| STATED TASK |
Which lines hold the word "mantissa"? Show each of them.

Collected data
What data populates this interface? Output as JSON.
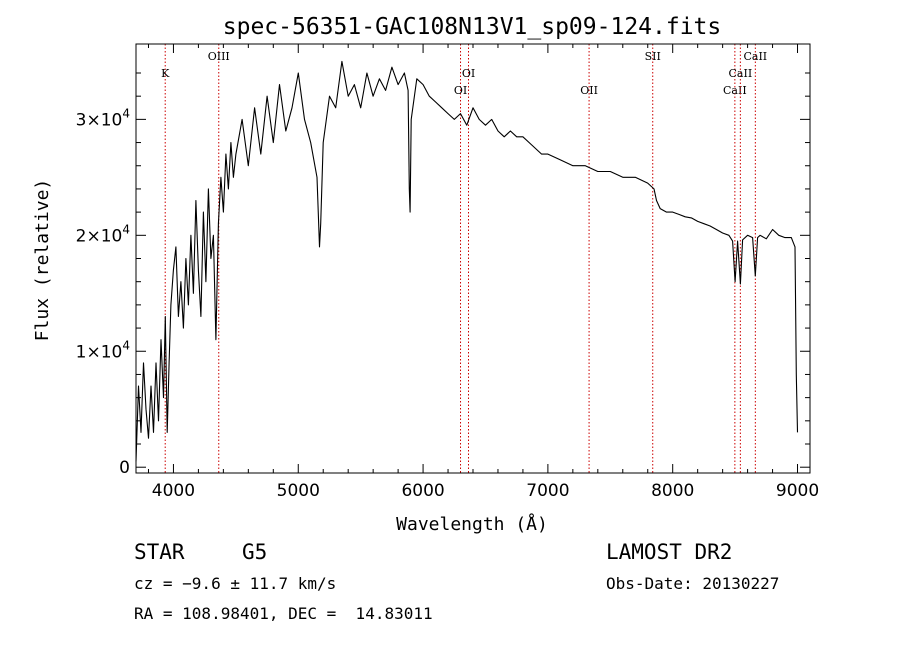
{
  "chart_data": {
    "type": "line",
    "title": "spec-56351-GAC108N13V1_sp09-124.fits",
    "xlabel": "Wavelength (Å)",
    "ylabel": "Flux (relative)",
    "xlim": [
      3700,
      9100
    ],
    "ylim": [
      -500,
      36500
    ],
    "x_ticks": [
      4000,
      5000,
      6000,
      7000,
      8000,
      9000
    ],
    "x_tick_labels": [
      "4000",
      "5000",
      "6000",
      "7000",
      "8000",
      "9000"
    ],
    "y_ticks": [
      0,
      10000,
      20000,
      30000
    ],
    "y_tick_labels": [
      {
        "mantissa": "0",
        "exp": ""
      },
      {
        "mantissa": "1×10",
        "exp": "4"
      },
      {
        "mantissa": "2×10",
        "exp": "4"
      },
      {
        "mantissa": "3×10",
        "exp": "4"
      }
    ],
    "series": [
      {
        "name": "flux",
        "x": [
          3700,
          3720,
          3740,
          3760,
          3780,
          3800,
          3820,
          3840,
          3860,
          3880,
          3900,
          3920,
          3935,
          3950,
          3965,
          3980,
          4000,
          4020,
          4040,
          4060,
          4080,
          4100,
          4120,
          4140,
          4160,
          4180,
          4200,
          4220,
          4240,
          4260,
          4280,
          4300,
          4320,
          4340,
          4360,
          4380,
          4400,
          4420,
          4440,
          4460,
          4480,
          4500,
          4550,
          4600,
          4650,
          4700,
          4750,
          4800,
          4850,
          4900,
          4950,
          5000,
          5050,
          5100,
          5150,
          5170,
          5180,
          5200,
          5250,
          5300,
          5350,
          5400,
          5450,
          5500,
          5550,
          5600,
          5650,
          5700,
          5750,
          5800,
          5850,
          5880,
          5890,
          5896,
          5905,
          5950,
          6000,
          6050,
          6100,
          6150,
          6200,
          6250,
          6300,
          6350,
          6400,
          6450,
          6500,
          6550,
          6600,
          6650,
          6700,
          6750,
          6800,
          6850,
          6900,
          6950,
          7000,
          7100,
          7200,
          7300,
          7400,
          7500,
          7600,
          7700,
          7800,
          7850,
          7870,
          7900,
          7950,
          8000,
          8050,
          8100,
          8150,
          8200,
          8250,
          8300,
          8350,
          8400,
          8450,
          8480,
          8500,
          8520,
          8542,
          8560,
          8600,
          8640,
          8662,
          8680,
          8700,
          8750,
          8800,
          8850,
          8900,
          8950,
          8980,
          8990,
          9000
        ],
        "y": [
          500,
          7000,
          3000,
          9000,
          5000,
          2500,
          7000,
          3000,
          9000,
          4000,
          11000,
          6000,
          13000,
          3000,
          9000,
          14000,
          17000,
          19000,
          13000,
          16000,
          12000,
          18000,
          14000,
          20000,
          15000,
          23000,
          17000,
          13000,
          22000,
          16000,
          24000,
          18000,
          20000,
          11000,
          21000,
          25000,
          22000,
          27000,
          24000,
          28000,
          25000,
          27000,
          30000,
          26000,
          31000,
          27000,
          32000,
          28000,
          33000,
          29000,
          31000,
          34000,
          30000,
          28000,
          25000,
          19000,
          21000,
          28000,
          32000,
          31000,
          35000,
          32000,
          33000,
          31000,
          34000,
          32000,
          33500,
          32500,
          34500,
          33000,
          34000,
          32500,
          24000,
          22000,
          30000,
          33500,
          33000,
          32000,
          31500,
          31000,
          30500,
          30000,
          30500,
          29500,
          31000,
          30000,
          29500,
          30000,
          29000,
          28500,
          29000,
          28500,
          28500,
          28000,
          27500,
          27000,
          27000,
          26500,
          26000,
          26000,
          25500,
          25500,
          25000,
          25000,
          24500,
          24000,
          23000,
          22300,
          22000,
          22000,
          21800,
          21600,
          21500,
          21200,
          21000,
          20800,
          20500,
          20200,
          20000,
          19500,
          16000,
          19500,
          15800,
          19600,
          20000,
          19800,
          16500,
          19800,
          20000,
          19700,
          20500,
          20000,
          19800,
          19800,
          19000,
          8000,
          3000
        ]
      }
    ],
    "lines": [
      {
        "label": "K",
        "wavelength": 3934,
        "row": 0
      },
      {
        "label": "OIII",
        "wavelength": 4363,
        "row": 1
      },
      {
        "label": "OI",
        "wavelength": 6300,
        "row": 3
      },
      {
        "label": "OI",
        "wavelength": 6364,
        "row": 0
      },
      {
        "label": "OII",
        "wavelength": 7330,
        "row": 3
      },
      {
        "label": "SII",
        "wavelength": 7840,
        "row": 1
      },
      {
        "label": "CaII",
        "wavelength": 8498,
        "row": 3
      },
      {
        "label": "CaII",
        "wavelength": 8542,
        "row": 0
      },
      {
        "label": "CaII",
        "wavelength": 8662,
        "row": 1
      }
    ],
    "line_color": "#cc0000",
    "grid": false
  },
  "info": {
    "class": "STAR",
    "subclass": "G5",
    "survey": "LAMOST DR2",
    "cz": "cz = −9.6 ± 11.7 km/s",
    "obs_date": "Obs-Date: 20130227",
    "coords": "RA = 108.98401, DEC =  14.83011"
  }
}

| RESULT FOR THIS EXERCISE |
        "mantissa": "0",
        "mantissa": "1×10",
        "mantissa": "2×10",
        "mantissa": "3×10",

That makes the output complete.